Given records -
• • • • •

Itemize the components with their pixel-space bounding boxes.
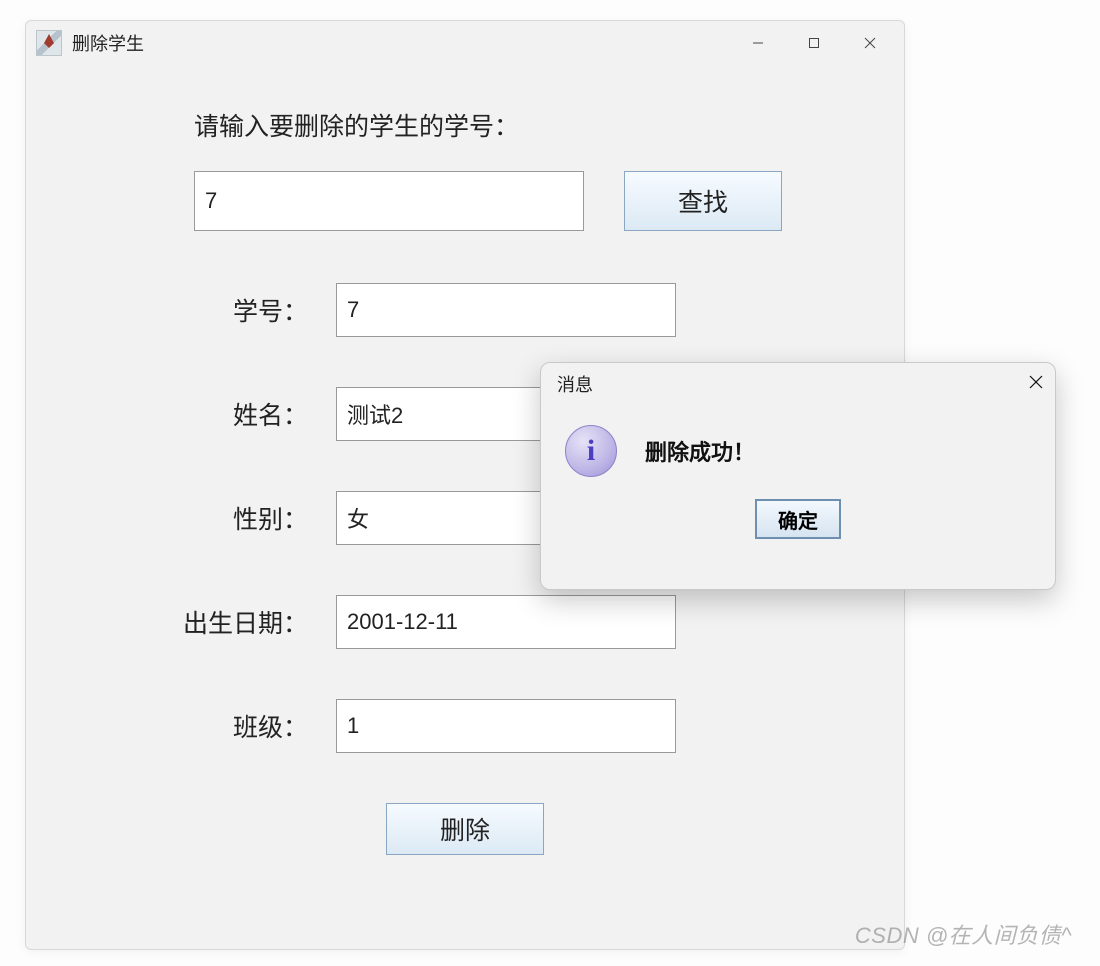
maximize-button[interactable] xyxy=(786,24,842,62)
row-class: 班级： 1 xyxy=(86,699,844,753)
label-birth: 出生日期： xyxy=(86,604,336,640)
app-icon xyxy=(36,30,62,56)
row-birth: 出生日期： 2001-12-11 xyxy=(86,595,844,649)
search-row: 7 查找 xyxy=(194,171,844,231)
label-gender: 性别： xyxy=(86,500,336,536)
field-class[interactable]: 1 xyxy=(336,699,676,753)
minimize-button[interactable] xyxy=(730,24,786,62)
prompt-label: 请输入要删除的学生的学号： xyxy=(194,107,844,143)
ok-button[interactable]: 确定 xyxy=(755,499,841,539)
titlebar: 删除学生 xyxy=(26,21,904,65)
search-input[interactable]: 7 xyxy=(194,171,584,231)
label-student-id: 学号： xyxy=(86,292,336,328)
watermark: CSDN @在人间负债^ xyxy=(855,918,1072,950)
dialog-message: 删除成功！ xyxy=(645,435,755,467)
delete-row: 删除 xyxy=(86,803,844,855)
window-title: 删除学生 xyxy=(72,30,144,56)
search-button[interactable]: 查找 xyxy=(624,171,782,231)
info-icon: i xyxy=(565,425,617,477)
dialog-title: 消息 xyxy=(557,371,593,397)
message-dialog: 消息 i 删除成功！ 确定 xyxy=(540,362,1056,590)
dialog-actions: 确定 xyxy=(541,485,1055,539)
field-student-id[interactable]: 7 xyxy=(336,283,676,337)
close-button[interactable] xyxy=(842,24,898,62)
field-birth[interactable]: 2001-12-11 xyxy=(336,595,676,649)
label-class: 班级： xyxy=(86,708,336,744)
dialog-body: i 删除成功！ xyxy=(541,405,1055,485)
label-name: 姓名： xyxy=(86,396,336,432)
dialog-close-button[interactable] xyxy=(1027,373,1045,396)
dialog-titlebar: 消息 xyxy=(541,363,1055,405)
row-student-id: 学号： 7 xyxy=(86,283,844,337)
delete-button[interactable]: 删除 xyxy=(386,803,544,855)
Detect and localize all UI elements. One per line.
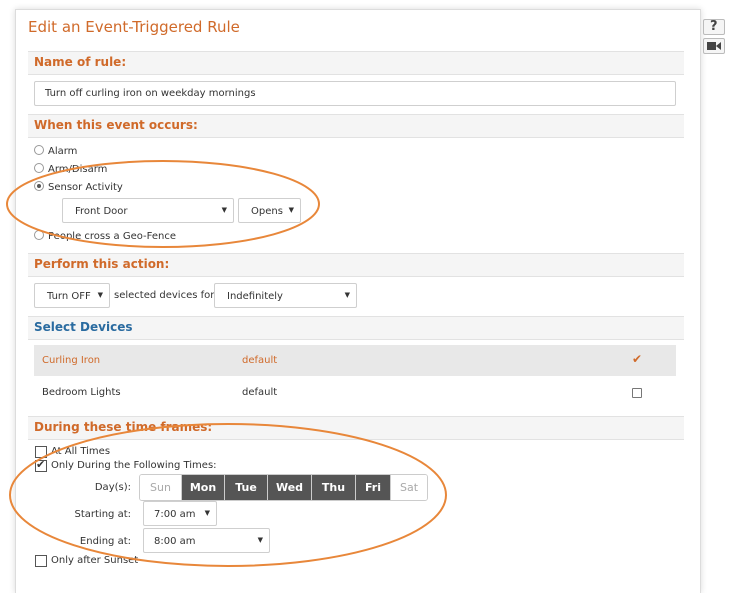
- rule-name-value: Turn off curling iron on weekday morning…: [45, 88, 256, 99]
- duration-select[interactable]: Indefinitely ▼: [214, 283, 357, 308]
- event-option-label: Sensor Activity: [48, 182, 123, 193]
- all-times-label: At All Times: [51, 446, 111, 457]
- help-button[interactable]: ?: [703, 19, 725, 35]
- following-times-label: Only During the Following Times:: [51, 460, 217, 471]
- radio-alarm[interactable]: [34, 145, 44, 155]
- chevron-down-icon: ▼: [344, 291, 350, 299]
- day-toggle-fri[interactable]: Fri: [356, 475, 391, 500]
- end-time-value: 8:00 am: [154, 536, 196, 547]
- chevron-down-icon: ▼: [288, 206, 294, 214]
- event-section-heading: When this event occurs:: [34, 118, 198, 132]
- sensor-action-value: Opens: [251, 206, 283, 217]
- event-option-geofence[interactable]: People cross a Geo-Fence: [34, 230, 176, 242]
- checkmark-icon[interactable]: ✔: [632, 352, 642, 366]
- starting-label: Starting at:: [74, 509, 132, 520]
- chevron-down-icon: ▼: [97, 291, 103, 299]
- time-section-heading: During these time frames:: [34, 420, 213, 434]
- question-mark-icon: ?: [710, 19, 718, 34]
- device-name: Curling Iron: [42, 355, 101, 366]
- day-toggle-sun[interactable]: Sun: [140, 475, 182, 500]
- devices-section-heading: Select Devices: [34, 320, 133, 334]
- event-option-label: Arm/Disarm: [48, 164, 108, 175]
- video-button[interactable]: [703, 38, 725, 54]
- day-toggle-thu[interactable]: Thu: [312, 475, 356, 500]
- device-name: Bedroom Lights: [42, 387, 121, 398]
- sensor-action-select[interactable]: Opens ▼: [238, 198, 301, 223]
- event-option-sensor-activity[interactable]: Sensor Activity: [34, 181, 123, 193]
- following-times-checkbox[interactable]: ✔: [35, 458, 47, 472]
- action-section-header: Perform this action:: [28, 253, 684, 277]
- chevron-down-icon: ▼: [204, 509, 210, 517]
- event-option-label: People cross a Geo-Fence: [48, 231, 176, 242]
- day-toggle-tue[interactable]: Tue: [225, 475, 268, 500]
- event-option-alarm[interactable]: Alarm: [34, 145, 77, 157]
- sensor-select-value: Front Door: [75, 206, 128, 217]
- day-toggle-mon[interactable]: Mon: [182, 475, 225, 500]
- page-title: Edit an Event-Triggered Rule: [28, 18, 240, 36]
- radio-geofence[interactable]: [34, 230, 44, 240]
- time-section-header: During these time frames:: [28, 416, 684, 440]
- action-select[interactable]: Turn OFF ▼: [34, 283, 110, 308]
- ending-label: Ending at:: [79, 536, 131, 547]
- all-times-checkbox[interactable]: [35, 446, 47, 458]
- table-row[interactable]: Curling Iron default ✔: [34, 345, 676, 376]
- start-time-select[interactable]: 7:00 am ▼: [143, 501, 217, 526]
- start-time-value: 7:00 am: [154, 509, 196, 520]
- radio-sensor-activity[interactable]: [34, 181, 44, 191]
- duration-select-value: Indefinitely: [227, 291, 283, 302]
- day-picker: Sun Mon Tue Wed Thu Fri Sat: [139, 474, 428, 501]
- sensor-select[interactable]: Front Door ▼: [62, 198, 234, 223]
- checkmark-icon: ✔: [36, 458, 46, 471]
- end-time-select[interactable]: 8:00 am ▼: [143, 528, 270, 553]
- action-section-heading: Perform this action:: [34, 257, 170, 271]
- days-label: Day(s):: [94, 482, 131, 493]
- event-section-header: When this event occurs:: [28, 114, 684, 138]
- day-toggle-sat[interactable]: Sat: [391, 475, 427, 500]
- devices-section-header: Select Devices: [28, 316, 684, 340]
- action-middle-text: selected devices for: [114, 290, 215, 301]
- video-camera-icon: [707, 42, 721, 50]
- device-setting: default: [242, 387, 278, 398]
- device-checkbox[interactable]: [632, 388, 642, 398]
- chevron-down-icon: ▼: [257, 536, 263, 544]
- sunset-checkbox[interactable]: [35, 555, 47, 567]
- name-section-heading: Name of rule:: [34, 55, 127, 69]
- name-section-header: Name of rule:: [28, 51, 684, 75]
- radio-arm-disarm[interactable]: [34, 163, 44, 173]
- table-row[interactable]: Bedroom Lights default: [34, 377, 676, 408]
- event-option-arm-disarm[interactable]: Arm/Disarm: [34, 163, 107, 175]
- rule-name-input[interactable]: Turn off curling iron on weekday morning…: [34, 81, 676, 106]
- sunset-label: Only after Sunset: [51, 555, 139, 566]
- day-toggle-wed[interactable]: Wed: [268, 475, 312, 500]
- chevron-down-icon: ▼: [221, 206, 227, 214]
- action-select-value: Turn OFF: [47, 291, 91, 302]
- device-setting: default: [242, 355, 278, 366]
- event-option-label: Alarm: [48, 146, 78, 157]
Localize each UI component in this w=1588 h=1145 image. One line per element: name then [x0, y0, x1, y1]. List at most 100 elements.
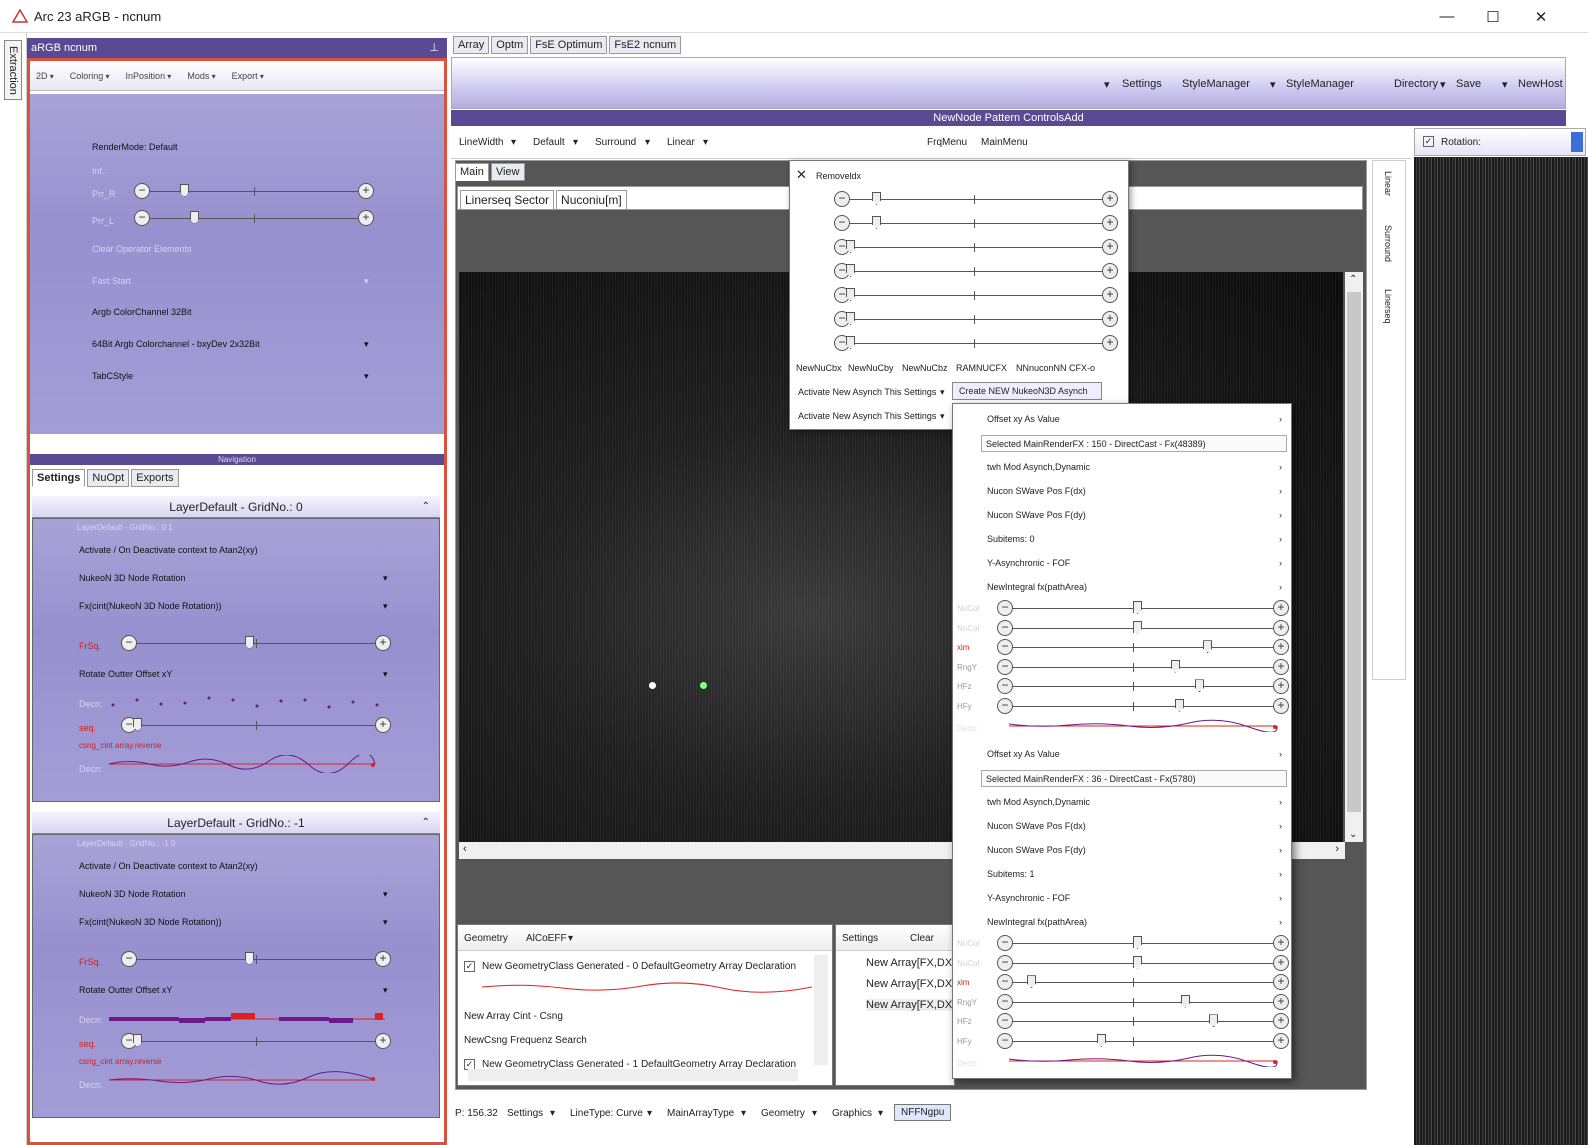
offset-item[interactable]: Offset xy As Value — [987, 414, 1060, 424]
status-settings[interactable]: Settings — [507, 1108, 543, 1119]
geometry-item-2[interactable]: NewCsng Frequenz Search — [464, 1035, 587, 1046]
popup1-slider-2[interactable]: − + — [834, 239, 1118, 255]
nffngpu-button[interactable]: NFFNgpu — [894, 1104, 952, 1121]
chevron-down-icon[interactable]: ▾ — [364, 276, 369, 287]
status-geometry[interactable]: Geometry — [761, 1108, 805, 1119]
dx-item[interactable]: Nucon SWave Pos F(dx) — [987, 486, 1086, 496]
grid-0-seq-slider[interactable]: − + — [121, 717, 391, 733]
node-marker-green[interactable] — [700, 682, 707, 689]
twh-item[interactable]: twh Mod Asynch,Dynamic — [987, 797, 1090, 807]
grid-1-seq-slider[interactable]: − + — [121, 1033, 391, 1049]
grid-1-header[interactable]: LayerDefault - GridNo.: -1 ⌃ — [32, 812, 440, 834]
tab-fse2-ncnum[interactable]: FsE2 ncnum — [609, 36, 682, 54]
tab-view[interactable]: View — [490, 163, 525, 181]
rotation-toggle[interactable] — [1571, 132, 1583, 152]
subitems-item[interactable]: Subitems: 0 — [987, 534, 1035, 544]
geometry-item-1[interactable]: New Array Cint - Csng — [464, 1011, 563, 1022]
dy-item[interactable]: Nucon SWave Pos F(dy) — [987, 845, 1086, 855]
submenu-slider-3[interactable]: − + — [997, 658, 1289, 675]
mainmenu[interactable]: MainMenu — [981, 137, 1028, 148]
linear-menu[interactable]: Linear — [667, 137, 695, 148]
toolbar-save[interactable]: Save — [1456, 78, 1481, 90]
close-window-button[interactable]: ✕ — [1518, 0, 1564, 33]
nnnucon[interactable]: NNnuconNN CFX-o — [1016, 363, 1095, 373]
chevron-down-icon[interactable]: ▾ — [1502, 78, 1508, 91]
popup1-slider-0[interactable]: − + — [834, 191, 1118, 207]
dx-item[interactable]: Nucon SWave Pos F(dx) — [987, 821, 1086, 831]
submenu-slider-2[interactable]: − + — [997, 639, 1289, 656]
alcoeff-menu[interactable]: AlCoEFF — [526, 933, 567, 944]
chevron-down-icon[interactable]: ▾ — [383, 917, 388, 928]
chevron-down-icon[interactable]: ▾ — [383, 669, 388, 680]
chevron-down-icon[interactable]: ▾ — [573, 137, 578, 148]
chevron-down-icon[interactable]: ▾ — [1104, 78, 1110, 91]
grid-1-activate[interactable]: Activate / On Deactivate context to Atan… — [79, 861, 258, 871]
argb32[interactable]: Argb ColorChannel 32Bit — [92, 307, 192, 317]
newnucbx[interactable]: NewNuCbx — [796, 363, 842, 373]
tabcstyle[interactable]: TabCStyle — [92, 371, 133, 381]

• • • • •

Task -
Update the part of the data that opens with the line containing "maximize-button[interactable] xyxy=(786,24,842,62)" and closes with the line containing "search-button[interactable]: 查找 xyxy=(624,171,782,231)" by changing "search-input" to "query-input" and keeping everything else the same. Give back only those lines.

Solution for this task -
maximize-button[interactable] xyxy=(786,24,842,62)
row-class: 班级： 1 xyxy=(86,699,844,753)
label-birth: 出生日期： xyxy=(86,604,336,640)
app-icon xyxy=(36,30,62,56)
row-birth: 出生日期： 2001-12-11 xyxy=(86,595,844,649)
search-row: 7 查找 xyxy=(194,171,844,231)
label-gender: 性别： xyxy=(86,500,336,536)
field-class[interactable]: 1 xyxy=(336,699,676,753)
minimize-button[interactable] xyxy=(730,24,786,62)
prompt-label: 请输入要删除的学生的学号： xyxy=(194,107,844,143)
ok-button[interactable]: 确定 xyxy=(755,499,841,539)
titlebar: 删除学生 xyxy=(26,21,904,65)
query-input[interactable]: 7 xyxy=(194,171,584,231)
label-student-id: 学号： xyxy=(86,292,336,328)
watermark: CSDN @在人间负债^ xyxy=(855,918,1072,950)
dialog-message: 删除成功！ xyxy=(645,435,755,467)
delete-row: 删除 xyxy=(86,803,844,855)
window-title: 删除学生 xyxy=(72,30,144,56)
search-button[interactable]: 查找 xyxy=(624,171,782,231)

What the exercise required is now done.